<<<<

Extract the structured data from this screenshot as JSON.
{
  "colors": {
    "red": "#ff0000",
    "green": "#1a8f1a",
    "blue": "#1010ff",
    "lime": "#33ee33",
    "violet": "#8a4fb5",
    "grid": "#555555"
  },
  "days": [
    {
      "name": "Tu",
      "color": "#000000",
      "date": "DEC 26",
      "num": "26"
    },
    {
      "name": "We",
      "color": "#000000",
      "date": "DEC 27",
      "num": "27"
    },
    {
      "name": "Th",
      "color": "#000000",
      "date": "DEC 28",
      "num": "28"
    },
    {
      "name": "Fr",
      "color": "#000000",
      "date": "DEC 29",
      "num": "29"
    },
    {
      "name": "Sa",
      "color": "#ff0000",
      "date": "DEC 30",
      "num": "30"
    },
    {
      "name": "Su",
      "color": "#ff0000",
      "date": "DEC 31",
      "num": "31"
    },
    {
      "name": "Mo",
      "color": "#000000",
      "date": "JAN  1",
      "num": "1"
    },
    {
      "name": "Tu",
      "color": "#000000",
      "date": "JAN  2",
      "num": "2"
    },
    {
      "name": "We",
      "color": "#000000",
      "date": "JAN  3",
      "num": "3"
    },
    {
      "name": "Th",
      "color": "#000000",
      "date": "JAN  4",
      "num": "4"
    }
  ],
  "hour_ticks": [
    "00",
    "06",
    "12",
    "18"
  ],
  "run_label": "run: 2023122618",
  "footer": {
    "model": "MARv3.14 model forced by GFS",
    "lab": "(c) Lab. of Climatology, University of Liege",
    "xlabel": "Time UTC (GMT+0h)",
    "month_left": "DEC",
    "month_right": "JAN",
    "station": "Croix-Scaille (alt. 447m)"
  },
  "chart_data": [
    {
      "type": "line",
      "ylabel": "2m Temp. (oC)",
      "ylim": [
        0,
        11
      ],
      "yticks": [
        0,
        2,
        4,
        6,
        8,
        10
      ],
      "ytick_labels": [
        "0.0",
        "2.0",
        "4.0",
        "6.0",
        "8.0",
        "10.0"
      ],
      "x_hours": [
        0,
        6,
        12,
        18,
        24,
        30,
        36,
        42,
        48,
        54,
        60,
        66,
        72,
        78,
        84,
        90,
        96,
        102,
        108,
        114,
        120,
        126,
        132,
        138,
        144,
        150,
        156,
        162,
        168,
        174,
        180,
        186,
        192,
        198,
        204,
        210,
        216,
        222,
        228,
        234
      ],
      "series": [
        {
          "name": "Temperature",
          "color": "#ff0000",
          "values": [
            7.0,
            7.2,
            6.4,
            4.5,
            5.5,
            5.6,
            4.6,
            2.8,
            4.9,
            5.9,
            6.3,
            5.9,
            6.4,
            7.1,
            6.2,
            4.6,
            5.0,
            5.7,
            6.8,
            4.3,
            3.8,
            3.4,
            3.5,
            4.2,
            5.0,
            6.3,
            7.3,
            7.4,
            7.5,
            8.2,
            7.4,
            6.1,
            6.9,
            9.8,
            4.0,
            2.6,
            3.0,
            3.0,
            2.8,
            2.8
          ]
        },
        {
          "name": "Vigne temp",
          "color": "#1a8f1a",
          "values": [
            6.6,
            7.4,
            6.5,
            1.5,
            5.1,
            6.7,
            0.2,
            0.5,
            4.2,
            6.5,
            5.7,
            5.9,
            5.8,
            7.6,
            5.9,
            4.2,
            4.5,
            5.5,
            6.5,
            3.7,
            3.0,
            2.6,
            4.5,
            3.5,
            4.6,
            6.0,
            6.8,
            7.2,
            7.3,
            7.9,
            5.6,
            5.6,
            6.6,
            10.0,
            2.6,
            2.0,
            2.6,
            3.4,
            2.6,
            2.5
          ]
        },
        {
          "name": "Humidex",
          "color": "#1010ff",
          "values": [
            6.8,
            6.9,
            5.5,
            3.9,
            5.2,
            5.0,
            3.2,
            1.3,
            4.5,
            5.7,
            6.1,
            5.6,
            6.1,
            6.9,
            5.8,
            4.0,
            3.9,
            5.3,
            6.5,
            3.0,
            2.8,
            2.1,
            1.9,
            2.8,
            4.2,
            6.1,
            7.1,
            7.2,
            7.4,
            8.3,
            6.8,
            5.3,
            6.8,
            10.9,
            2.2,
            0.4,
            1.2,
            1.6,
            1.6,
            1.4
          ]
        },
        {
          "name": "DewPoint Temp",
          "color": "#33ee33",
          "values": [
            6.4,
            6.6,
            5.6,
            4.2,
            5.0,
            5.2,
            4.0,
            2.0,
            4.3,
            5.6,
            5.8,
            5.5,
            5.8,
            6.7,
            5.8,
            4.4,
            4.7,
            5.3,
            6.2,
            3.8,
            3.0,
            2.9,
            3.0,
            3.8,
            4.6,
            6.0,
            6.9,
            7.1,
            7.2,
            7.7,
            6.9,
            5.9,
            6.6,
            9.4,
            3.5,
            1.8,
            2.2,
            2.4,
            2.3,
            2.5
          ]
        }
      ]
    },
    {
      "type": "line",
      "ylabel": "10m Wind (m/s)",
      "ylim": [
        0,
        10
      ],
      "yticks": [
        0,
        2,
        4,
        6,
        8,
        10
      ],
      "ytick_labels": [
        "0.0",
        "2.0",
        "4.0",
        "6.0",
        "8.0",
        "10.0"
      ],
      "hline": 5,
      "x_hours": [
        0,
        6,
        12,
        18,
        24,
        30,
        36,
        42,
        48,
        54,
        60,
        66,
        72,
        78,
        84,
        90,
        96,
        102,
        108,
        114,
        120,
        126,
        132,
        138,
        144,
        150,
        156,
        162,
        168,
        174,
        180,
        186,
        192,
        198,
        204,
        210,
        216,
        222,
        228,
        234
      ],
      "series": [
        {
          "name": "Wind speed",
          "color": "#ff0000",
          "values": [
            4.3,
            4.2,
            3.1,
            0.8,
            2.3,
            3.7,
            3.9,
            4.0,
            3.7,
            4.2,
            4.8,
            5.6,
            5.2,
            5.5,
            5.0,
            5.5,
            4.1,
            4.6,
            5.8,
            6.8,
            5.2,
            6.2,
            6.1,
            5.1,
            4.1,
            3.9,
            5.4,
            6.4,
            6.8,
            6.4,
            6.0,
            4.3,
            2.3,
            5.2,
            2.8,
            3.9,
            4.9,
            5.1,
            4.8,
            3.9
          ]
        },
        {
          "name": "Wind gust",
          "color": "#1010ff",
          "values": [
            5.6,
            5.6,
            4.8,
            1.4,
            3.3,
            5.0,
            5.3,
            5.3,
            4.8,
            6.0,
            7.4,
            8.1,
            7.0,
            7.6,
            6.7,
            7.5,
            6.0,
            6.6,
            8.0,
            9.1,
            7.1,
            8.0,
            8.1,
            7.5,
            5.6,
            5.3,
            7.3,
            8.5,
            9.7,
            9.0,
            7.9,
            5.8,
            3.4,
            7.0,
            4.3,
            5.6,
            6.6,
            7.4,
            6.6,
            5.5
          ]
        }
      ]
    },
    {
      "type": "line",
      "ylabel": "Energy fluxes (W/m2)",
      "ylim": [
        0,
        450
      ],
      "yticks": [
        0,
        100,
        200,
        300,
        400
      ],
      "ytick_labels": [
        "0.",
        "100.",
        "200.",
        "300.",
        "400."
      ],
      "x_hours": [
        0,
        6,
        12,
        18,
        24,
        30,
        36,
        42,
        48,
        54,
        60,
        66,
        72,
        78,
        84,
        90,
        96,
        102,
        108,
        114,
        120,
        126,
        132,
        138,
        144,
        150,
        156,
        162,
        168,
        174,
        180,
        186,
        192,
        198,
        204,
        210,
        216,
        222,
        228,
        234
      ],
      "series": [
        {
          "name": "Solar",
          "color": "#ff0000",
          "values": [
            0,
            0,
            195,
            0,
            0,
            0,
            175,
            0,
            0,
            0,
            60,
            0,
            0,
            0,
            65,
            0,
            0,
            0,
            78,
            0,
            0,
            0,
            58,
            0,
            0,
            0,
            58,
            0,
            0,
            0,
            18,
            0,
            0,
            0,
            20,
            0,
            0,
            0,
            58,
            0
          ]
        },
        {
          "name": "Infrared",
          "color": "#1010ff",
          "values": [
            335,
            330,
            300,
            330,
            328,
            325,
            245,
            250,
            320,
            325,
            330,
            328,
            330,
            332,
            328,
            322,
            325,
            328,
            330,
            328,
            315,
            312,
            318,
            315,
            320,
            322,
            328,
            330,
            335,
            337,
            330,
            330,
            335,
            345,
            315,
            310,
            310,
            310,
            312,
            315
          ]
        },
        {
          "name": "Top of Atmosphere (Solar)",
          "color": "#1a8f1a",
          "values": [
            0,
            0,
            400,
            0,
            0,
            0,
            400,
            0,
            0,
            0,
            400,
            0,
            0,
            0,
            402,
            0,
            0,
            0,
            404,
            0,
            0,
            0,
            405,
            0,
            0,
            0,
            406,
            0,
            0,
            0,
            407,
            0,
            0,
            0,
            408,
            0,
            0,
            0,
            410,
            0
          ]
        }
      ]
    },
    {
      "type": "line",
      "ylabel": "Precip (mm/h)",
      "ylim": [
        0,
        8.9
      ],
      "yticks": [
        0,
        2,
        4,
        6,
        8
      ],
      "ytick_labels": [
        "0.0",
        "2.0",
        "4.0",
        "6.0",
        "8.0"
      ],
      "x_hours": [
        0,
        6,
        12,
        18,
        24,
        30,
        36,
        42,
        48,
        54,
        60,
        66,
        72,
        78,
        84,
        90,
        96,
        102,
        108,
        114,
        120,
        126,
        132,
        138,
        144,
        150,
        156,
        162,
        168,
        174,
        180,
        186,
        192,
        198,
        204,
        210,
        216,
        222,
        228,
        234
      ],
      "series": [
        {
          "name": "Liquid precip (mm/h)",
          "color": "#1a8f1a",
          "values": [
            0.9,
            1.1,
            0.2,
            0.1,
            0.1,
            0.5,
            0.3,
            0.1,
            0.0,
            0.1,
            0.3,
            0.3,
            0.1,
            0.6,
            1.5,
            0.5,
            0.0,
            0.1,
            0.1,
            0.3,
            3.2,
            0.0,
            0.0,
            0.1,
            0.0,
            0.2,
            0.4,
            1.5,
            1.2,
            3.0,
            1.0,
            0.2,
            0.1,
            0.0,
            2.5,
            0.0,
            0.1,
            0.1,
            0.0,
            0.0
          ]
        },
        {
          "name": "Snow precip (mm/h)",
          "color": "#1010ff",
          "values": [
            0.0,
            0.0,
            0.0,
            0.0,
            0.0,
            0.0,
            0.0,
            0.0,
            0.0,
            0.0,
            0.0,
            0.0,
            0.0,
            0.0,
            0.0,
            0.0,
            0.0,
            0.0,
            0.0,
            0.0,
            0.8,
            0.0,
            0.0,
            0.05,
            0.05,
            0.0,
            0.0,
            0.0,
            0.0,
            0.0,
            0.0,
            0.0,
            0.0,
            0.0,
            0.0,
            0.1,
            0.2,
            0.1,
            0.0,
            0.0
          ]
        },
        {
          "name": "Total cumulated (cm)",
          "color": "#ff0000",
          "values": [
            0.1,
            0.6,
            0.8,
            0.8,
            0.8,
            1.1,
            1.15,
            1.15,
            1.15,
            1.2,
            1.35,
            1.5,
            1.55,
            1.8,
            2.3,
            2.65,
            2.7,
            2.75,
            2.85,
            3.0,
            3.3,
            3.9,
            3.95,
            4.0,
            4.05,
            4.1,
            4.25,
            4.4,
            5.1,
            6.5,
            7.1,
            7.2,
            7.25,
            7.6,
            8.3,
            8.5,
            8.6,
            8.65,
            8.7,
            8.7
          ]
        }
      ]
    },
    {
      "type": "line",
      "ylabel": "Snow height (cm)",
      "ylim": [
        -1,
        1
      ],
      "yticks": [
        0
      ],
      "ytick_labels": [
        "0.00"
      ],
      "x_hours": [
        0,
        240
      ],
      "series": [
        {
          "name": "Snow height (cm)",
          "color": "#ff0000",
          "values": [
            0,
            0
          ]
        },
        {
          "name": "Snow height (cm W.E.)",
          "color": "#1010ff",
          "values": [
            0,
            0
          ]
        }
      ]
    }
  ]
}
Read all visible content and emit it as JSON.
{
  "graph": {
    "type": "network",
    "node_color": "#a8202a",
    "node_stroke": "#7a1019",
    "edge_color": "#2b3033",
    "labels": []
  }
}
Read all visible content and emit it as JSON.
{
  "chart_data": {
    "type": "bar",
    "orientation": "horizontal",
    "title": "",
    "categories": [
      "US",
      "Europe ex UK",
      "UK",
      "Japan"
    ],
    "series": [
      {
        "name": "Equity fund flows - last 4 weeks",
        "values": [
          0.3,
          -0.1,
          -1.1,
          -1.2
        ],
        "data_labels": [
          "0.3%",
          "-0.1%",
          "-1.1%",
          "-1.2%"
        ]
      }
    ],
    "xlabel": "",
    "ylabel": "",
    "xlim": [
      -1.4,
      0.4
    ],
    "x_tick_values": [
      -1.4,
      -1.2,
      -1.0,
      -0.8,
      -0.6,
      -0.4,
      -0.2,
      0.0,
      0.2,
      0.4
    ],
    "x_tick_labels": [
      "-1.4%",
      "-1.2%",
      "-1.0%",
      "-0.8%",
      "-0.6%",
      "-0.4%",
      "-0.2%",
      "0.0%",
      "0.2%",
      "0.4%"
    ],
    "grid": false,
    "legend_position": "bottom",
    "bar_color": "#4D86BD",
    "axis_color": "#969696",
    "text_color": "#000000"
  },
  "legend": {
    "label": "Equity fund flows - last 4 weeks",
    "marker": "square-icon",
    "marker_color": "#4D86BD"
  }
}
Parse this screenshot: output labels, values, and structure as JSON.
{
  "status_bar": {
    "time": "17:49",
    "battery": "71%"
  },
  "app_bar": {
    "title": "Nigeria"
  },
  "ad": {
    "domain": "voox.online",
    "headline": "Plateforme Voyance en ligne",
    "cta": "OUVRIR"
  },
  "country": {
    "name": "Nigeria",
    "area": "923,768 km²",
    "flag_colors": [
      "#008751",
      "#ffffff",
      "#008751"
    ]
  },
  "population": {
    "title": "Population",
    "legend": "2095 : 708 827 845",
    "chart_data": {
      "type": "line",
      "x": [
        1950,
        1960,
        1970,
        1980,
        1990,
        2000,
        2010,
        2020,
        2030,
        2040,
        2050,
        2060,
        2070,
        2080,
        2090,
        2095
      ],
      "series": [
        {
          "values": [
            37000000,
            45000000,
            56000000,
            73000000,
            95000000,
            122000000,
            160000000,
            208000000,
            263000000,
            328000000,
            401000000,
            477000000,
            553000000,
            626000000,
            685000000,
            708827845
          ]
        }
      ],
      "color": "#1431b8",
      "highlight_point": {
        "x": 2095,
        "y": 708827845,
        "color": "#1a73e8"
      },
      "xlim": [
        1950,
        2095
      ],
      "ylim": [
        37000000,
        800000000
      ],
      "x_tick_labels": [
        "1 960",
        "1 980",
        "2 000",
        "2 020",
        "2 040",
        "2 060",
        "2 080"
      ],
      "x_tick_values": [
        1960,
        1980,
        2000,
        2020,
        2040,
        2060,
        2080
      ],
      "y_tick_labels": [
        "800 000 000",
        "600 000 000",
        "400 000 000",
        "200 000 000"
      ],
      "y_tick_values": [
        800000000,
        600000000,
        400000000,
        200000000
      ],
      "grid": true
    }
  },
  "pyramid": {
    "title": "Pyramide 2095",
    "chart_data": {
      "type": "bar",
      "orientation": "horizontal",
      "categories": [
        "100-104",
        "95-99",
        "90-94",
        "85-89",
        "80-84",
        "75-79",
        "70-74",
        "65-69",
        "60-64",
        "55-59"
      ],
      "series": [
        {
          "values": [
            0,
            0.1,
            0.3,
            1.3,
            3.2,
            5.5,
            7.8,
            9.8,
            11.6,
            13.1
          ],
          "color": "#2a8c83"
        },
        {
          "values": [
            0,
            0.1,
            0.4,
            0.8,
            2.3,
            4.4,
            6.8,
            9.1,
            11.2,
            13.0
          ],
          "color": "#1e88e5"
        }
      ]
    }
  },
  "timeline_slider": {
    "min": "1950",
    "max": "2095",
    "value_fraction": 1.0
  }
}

>>>>

WHAT TO WORK ON — Report the number of lines in the entries above that include the string "orientation". Give nothing but the number.

EXERCISE RESULT — 2